(Data for processing begins)
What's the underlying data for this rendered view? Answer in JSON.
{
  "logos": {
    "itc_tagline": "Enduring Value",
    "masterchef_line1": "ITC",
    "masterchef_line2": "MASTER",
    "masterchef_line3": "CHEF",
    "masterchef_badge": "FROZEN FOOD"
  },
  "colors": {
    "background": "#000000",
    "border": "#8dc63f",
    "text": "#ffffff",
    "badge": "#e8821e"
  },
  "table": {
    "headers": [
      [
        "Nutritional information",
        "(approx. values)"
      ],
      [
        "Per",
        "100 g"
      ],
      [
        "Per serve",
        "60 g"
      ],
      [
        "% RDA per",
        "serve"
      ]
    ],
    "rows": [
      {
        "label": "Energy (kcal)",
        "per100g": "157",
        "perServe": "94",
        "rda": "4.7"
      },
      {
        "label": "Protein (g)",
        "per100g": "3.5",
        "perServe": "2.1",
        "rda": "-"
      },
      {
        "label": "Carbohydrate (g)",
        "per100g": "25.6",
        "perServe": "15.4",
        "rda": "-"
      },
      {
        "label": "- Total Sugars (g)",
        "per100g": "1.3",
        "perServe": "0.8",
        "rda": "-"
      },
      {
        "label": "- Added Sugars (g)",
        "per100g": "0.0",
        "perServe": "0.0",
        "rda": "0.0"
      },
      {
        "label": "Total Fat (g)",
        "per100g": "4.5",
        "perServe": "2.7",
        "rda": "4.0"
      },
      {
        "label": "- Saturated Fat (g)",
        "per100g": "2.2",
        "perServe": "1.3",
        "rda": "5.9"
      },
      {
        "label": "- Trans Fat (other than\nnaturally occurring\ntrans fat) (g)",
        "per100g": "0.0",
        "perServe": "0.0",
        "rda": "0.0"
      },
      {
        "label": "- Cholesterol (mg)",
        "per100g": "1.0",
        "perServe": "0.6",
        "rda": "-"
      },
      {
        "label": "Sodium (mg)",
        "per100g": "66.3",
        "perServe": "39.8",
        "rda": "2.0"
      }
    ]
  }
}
(Data for processing ends)
## Exercise brief
Please copy out every entry word for word.

## Answer box
What's the underlying data for this rendered view? Answer in JSON.
{
  "logos": {
    "itc_tagline": "Enduring Value",
    "masterchef_line1": "ITC",
    "masterchef_line2": "MASTER",
    "masterchef_line3": "CHEF",
    "masterchef_badge": "FROZEN FOOD"
  },
  "colors": {
    "background": "#000000",
    "border": "#8dc63f",
    "text": "#ffffff",
    "badge": "#e8821e"
  },
  "table": {
    "headers": [
      [
        "Nutritional information",
        "(approx. values)"
      ],
      [
        "Per",
        "100 g"
      ],
      [
        "Per serve",
        "60 g"
      ],
      [
        "% RDA per",
        "serve"
      ]
    ],
    "rows": [
      {
        "label": "Energy (kcal)",
        "per100g": "157",
        "perServe": "94",
        "rda": "4.7"
      },
      {
        "label": "Protein (g)",
        "per100g": "3.5",
        "perServe": "2.1",
        "rda": "-"
      },
      {
        "label": "Carbohydrate (g)",
        "per100g": "25.6",
        "perServe": "15.4",
        "rda": "-"
      },
      {
        "label": "- Total Sugars (g)",
        "per100g": "1.3",
        "perServe": "0.8",
        "rda": "-"
      },
      {
        "label": "- Added Sugars (g)",
        "per100g": "0.0",
        "perServe": "0.0",
        "rda": "0.0"
      },
      {
        "label": "Total Fat (g)",
        "per100g": "4.5",
        "perServe": "2.7",
        "rda": "4.0"
      },
      {
        "label": "- Saturated Fat (g)",
        "per100g": "2.2",
        "perServe": "1.3",
        "rda": "5.9"
      },
      {
        "label": "- Trans Fat (other than\nnaturally occurring\ntrans fat) (g)",
        "per100g": "0.0",
        "perServe": "0.0",
        "rda": "0.0"
      },
      {
        "label": "- Cholesterol (mg)",
        "per100g": "1.0",
        "perServe": "0.6",
        "rda": "-"
      },
      {
        "label": "Sodium (mg)",
        "per100g": "66.3",
        "perServe": "39.8",
        "rda": "2.0"
      }
    ]
  }
}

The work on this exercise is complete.